======== TEXTABSCHNITT

Samota (Volha Hapeyeva)

Schlägt man den Begriff <Samota> in einem deutsch-belarusischen Wörterbuch nach, dann liest man dort als deutsche Entsprechung <Einsamkeit>, oder “Zustand, bei dem sich ein Lebewesen ohne seine Gefährten aufhält”. Die Gründe warum man sich, wenn man alleine ist, auch einsam fühlt sind vielfältig. Bei Daniel Schreiber, in seinem Essay <Allein>, habe ich zuletzt gelesen, dass man diesen Zustand genießt, wenn man selbst in der Lage ist, ihn auch wieder aufzulösen. Das erklärt warum wir uns befreit fühlen, wenn wir alleine auf einer Bank am Meer sitzen können, oder bei einer Wanderung am Berg einmal allein sind. Nicht aber, wenn wir Feiertage alleine verbringen, während gefühlt alles um uns herum die Geselligkeit feiert. Wird diese Form des Zusammenseins idealisiert? Auch in Familienverbänden, besonders dann, wenn quasi der Zwang Zeit gemeinsam zu verbringen hinzukommt, das hat so seine ganz eigenen Dynamiken. Diese Autorin wagt einmal einen Rundumblick auf das Thema Einsamkeit vs. Empathie:

Volha Hapeyeva, geboren 1982 in Minsk. Die Lyrikerin, Autorin und Übersetzerin promovierte als Linguistin und wurde für Ihr Schreiben bereits mehrfach preisausgezeichnet. Vierzehn Bücher sind bislang von ihr auf Belarusisch veröffentlicht. Ihre Gedichte wurden in mehr als fünfzehn Sprachen übertragen, darunter <Mutantengarten> (2020) und <Trapezherz> (2023) auch ins Deutsche.

Romane von Lyriker:innen ziehen mich immer magisch an, und in diesem konkreten Fall strahlt ein Roman mit seiner einfühlsamen Art so sehr, dass ich jetzt unbedingt auch Gedichte dieser Autorin lesen möchte. Aber ich greife vor, wir wollen am Anfang beginnen:

Samota, die Einsamkeit wohnte im Zimmer gegenüber von Volha Hapeyeva …

… übersetzt haben aus dem Belarusischen für den Literaturverlag Droschl, Graz, (herzlichen Dank an dieser Stelle für das Besprechungsexemplar) ganz großartig Tina Wünschmann und Matthias Göritz.

“In der Bibliothek war es gemütlich und still. Manchmal suche ich solche Orte auf, um bei den Büchern zu sein, diesen schweigenden Gelehrten, die mich immer gern daran erinnern, was es auf der Welt doch alles gibt und was die Menschen nicht alles ersinnen und erforschen.”

================
======== EXTRAHIERTE EINTRÄGE

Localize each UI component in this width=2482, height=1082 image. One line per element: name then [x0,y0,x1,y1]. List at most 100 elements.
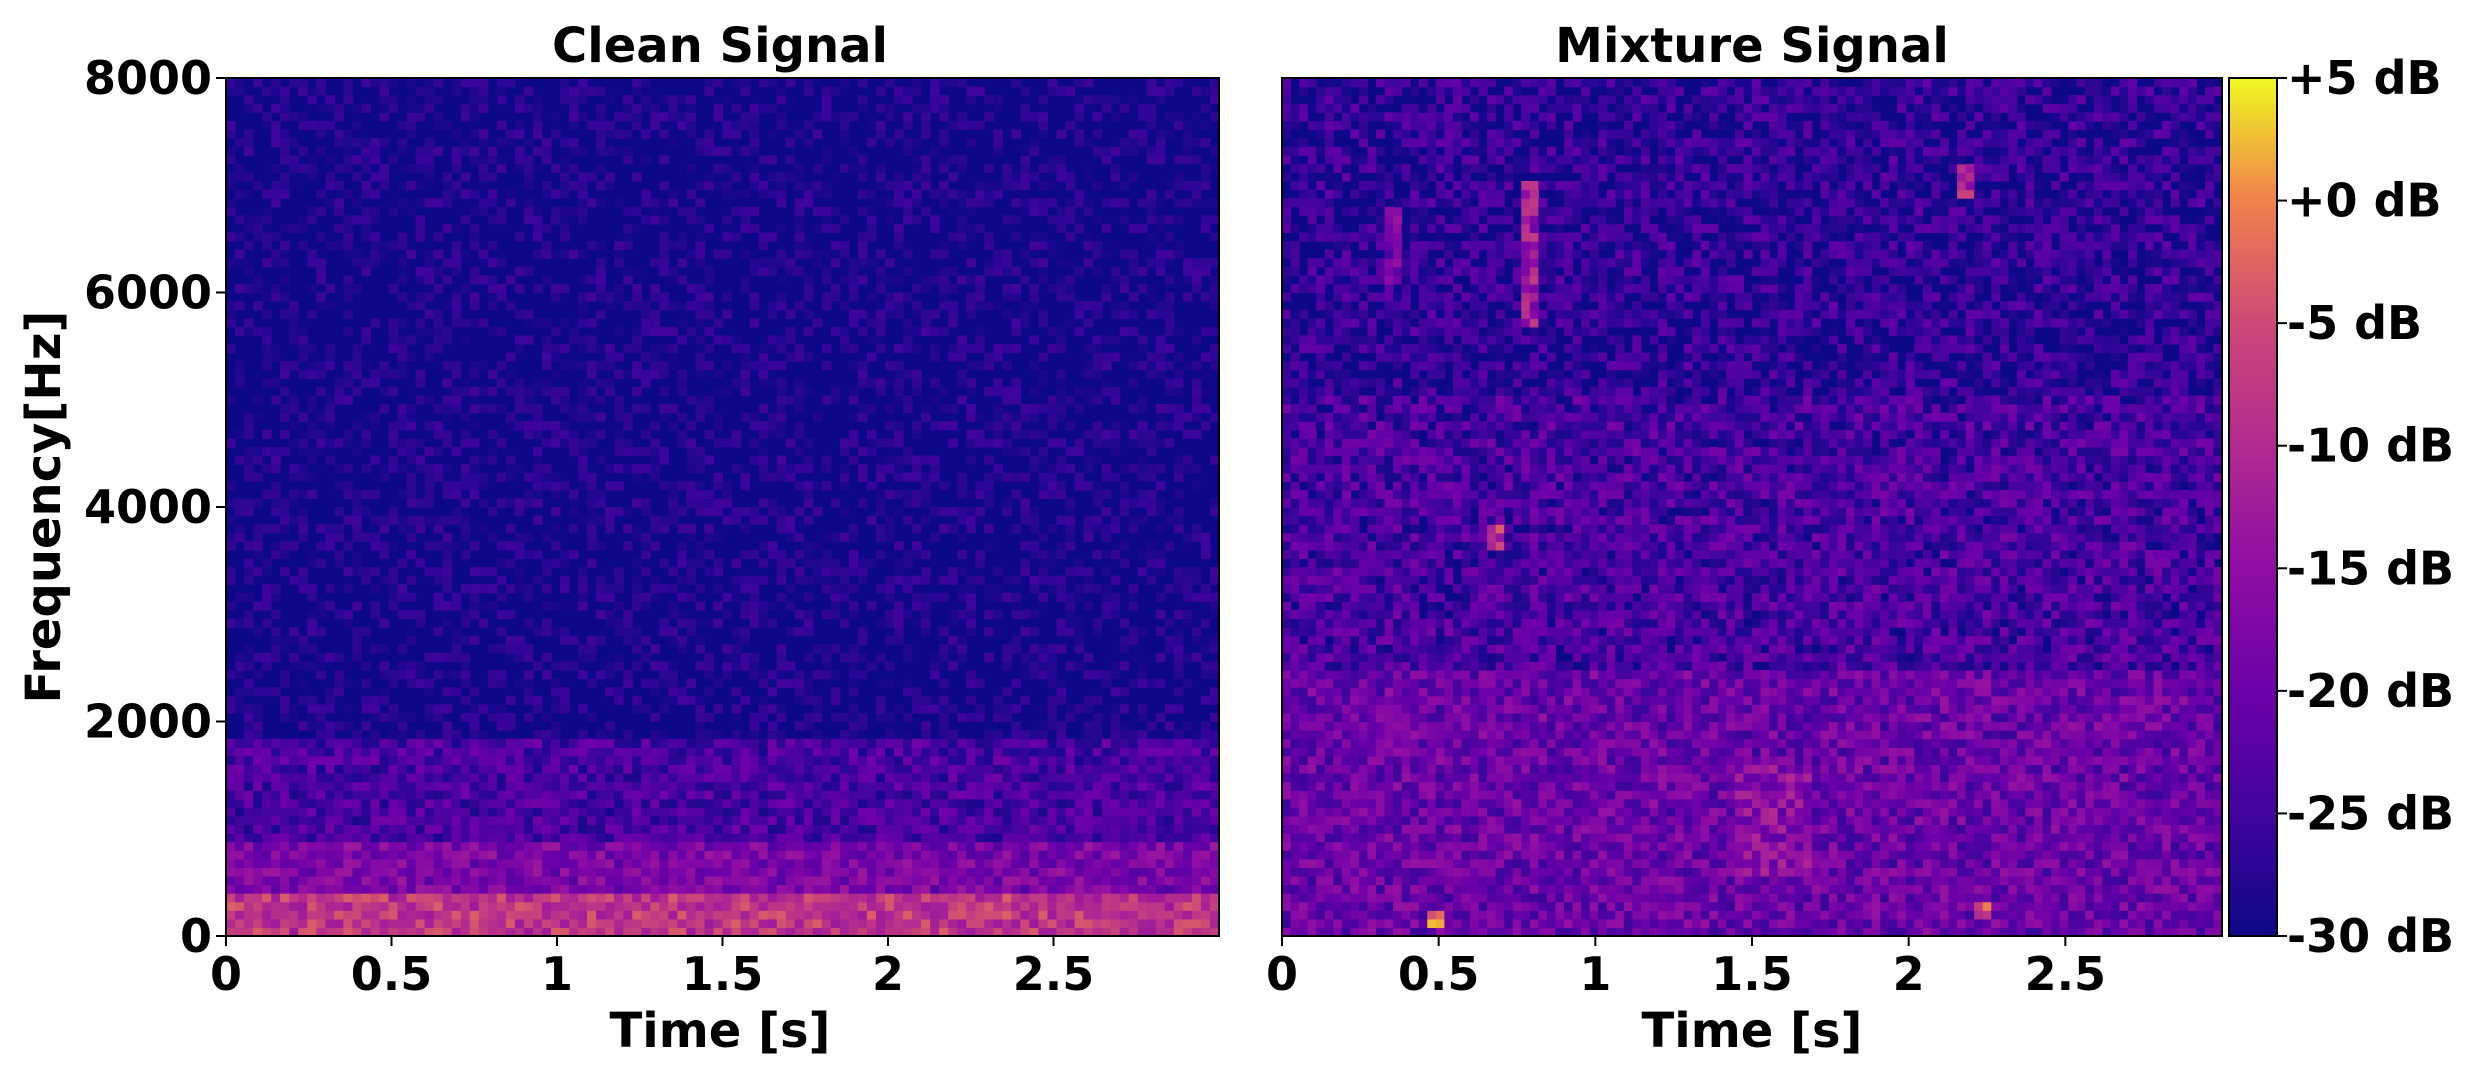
spectrogram-cell [569,404,579,414]
spectrogram-cell [939,481,949,491]
spectrogram-cell [966,575,976,585]
spectrogram-cell [803,438,814,448]
spectrogram-cell [677,901,687,911]
spectrogram-cell [352,627,363,637]
spectrogram-cell [226,927,236,937]
spectrogram-cell [695,464,706,474]
spectrogram-cell [316,129,326,139]
spectrogram-cell [812,575,823,585]
spectrogram-cell [659,361,669,371]
spectrogram-cell [957,644,967,654]
spectrogram-cell [244,567,254,577]
spectrogram-cell [1020,798,1031,808]
spectrogram-cell [406,335,417,345]
spectrogram-cell [244,927,254,937]
spectrogram-cell [984,867,994,877]
spectrogram-cell [993,918,1003,929]
spectrogram-cell [352,386,363,397]
spectrogram-cell [794,884,805,894]
spectrogram-cell [848,549,859,560]
spectrogram-cell [469,790,480,800]
spectrogram-cell [839,575,850,585]
spectrogram-cell [262,764,272,774]
spectrogram-cell [650,807,660,817]
spectrogram-cell [578,275,588,285]
spectrogram-cell [424,815,435,826]
spectrogram-cell [866,515,877,525]
spectrogram-cell [785,627,796,637]
spectrogram-cell [975,790,985,800]
spectrogram-cell [948,421,958,431]
spectrogram-cell [668,361,678,371]
spectrogram-cell [325,850,335,860]
spectrogram-cell [857,309,868,319]
spectrogram-cell [803,575,814,585]
spectrogram-cell [578,378,588,388]
spectrogram-cell [623,833,633,843]
spectrogram-cell [830,747,841,757]
spectrogram-cell [921,575,931,585]
spectrogram-cell [415,86,426,96]
spectrogram-cell [912,138,922,148]
spectrogram-cell [442,755,453,765]
spectrogram-cell [614,129,624,139]
spectrogram-cell [848,850,859,860]
spectrogram-cell [641,652,651,663]
spectrogram-cell [812,875,823,886]
spectrogram-cell [623,223,633,234]
spectrogram-cell [406,815,417,826]
spectrogram-cell [623,232,633,242]
spectrogram-cell [903,498,913,508]
spectrogram-cell [487,841,498,851]
spectrogram-cell [740,815,751,826]
spectrogram-cell [469,189,480,199]
spectrogram-cell [821,901,832,911]
spectrogram-cell [866,833,877,843]
spectrogram-cell [325,730,335,740]
spectrogram-cell [848,841,859,851]
spectrogram-cell [487,446,498,457]
spectrogram-cell [379,798,390,808]
spectrogram-cell [740,738,751,748]
spectrogram-cell [866,309,877,319]
spectrogram-cell [921,764,931,774]
spectrogram-cell [776,927,787,937]
spectrogram-cell [903,910,913,920]
spectrogram-cell [776,850,787,860]
spectrogram-cell [650,815,660,826]
spectrogram-cell [406,875,417,886]
spectrogram-cell [560,215,570,225]
spectrogram-cell [325,198,335,208]
spectrogram-cell [379,95,390,105]
spectrogram-cell [857,446,868,457]
spectrogram-cell [514,584,525,594]
spectrogram-cell [235,618,245,628]
spectrogram-cell [343,807,353,817]
spectrogram-cell [343,78,353,88]
spectrogram-cell [894,172,904,182]
spectrogram-cell [433,670,444,680]
spectrogram-cell [1002,918,1012,929]
spectrogram-cell [767,618,778,628]
spectrogram-cell [388,206,399,216]
spectrogram-cell [948,507,958,517]
spectrogram-cell [1002,884,1012,894]
spectrogram-cell [352,730,363,740]
spectrogram-cell [587,292,597,302]
spectrogram-cell [695,807,706,817]
spectrogram-cell [695,446,706,457]
spectrogram-cell [406,884,417,894]
spectrogram-cell [541,798,552,808]
spectrogram-cell [966,790,976,800]
spectrogram-cell [821,395,832,405]
spectrogram-cell [325,772,335,783]
spectrogram-cell [749,712,760,723]
spectrogram-cell [740,146,751,156]
spectrogram-cell [758,833,769,843]
spectrogram-cell [857,910,868,920]
spectrogram-cell [514,807,525,817]
spectrogram-cell [848,412,859,422]
spectrogram-cell [569,884,579,894]
spectrogram-cell [451,515,462,525]
spectrogram-cell [894,309,904,319]
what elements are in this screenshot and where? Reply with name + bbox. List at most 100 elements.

================

## AUFGABENSTELLUNG
Gib aus dem Textabschnitt über „Samota“ den Teil wortgetreu aus, der bei den Worten "Romane von Lyriker:innen" beginnt und nach den Worten "und Matthias Göritz." endet.

## ERWARTETE AUSGABE
Romane von Lyriker:innen ziehen mich immer magisch an, und in diesem konkreten Fall strahlt ein Roman mit seiner einfühlsamen Art so sehr, dass ich jetzt unbedingt auch Gedichte dieser Autorin lesen möchte. Aber ich greife vor, wir wollen am Anfang beginnen:

Samota, die Einsamkeit wohnte im Zimmer gegenüber von Volha Hapeyeva …

… übersetzt haben aus dem Belarusischen für den Literaturverlag Droschl, Graz, (herzlichen Dank an dieser Stelle für das Besprechungsexemplar) ganz großartig Tina Wünschmann und Matthias Göritz.